* Begin Entries shown *

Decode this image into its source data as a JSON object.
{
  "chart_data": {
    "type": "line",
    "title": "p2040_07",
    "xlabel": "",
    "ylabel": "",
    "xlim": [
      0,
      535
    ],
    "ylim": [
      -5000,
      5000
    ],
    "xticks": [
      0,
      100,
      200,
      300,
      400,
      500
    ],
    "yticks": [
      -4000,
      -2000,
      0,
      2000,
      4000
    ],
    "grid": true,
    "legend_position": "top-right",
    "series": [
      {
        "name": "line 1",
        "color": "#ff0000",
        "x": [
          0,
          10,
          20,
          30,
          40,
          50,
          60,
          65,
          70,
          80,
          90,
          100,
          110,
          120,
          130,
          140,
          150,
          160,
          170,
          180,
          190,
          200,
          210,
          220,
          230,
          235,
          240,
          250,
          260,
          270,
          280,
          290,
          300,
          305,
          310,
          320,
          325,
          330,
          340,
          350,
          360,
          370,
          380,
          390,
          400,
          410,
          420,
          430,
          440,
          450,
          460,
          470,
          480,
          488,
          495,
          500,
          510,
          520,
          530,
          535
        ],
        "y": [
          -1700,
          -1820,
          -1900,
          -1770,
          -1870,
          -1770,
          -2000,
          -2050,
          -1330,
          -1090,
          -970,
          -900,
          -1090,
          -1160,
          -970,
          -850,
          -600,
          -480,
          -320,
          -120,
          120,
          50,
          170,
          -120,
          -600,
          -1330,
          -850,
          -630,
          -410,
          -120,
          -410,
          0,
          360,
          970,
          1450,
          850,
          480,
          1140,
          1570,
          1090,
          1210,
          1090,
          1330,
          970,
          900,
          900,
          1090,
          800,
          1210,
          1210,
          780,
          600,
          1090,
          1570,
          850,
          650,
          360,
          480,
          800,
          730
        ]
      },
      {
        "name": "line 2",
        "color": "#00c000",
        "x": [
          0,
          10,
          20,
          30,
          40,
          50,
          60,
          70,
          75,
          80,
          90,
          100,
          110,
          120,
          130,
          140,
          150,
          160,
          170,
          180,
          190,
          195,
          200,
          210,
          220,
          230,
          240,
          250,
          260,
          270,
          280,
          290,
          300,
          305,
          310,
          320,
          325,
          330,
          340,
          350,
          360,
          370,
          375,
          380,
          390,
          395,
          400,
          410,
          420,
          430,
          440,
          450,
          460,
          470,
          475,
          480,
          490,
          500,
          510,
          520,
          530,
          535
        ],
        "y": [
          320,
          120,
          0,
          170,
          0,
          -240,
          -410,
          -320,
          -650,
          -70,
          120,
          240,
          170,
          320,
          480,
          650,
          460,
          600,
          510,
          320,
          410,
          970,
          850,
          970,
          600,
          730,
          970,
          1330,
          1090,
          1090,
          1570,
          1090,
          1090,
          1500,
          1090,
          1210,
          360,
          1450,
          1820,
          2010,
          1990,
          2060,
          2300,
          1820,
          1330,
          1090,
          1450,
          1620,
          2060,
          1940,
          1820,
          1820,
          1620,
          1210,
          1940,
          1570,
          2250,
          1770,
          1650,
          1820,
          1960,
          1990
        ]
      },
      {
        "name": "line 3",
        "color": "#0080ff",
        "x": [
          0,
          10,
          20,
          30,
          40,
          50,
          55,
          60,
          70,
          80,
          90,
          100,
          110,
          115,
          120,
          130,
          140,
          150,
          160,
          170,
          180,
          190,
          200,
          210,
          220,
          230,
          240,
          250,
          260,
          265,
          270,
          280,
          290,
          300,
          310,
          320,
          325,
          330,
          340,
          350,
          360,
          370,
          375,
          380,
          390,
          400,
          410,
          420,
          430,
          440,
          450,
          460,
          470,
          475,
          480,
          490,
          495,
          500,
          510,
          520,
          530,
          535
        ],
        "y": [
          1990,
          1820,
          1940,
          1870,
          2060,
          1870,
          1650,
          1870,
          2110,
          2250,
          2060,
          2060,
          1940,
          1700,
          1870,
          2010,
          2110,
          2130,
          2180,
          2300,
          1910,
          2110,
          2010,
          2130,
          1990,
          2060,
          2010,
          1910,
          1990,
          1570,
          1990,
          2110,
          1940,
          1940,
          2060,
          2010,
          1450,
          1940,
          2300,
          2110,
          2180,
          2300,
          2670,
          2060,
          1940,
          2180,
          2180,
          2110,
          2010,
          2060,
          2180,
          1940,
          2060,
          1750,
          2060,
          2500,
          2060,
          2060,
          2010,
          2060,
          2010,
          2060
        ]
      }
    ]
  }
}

* End Entries shown *

What is expected
Go through the data and return every record exactly.

Written response
Decode this image into its source data as a JSON object.
{
  "chart_data": {
    "type": "line",
    "title": "p2040_07",
    "xlabel": "",
    "ylabel": "",
    "xlim": [
      0,
      535
    ],
    "ylim": [
      -5000,
      5000
    ],
    "xticks": [
      0,
      100,
      200,
      300,
      400,
      500
    ],
    "yticks": [
      -4000,
      -2000,
      0,
      2000,
      4000
    ],
    "grid": true,
    "legend_position": "top-right",
    "series": [
      {
        "name": "line 1",
        "color": "#ff0000",
        "x": [
          0,
          10,
          20,
          30,
          40,
          50,
          60,
          65,
          70,
          80,
          90,
          100,
          110,
          120,
          130,
          140,
          150,
          160,
          170,
          180,
          190,
          200,
          210,
          220,
          230,
          235,
          240,
          250,
          260,
          270,
          280,
          290,
          300,
          305,
          310,
          320,
          325,
          330,
          340,
          350,
          360,
          370,
          380,
          390,
          400,
          410,
          420,
          430,
          440,
          450,
          460,
          470,
          480,
          488,
          495,
          500,
          510,
          520,
          530,
          535
        ],
        "y": [
          -1700,
          -1820,
          -1900,
          -1770,
          -1870,
          -1770,
          -2000,
          -2050,
          -1330,
          -1090,
          -970,
          -900,
          -1090,
          -1160,
          -970,
          -850,
          -600,
          -480,
          -320,
          -120,
          120,
          50,
          170,
          -120,
          -600,
          -1330,
          -850,
          -630,
          -410,
          -120,
          -410,
          0,
          360,
          970,
          1450,
          850,
          480,
          1140,
          1570,
          1090,
          1210,
          1090,
          1330,
          970,
          900,
          900,
          1090,
          800,
          1210,
          1210,
          780,
          600,
          1090,
          1570,
          850,
          650,
          360,
          480,
          800,
          730
        ]
      },
      {
        "name": "line 2",
        "color": "#00c000",
        "x": [
          0,
          10,
          20,
          30,
          40,
          50,
          60,
          70,
          75,
          80,
          90,
          100,
          110,
          120,
          130,
          140,
          150,
          160,
          170,
          180,
          190,
          195,
          200,
          210,
          220,
          230,
          240,
          250,
          260,
          270,
          280,
          290,
          300,
          305,
          310,
          320,
          325,
          330,
          340,
          350,
          360,
          370,
          375,
          380,
          390,
          395,
          400,
          410,
          420,
          430,
          440,
          450,
          460,
          470,
          475,
          480,
          490,
          500,
          510,
          520,
          530,
          535
        ],
        "y": [
          320,
          120,
          0,
          170,
          0,
          -240,
          -410,
          -320,
          -650,
          -70,
          120,
          240,
          170,
          320,
          480,
          650,
          460,
          600,
          510,
          320,
          410,
          970,
          850,
          970,
          600,
          730,
          970,
          1330,
          1090,
          1090,
          1570,
          1090,
          1090,
          1500,
          1090,
          1210,
          360,
          1450,
          1820,
          2010,
          1990,
          2060,
          2300,
          1820,
          1330,
          1090,
          1450,
          1620,
          2060,
          1940,
          1820,
          1820,
          1620,
          1210,
          1940,
          1570,
          2250,
          1770,
          1650,
          1820,
          1960,
          1990
        ]
      },
      {
        "name": "line 3",
        "color": "#0080ff",
        "x": [
          0,
          10,
          20,
          30,
          40,
          50,
          55,
          60,
          70,
          80,
          90,
          100,
          110,
          115,
          120,
          130,
          140,
          150,
          160,
          170,
          180,
          190,
          200,
          210,
          220,
          230,
          240,
          250,
          260,
          265,
          270,
          280,
          290,
          300,
          310,
          320,
          325,
          330,
          340,
          350,
          360,
          370,
          375,
          380,
          390,
          400,
          410,
          420,
          430,
          440,
          450,
          460,
          470,
          475,
          480,
          490,
          495,
          500,
          510,
          520,
          530,
          535
        ],
        "y": [
          1990,
          1820,
          1940,
          1870,
          2060,
          1870,
          1650,
          1870,
          2110,
          2250,
          2060,
          2060,
          1940,
          1700,
          1870,
          2010,
          2110,
          2130,
          2180,
          2300,
          1910,
          2110,
          2010,
          2130,
          1990,
          2060,
          2010,
          1910,
          1990,
          1570,
          1990,
          2110,
          1940,
          1940,
          2060,
          2010,
          1450,
          1940,
          2300,
          2110,
          2180,
          2300,
          2670,
          2060,
          1940,
          2180,
          2180,
          2110,
          2010,
          2060,
          2180,
          1940,
          2060,
          1750,
          2060,
          2500,
          2060,
          2060,
          2010,
          2060,
          2010,
          2060
        ]
      }
    ]
  }
}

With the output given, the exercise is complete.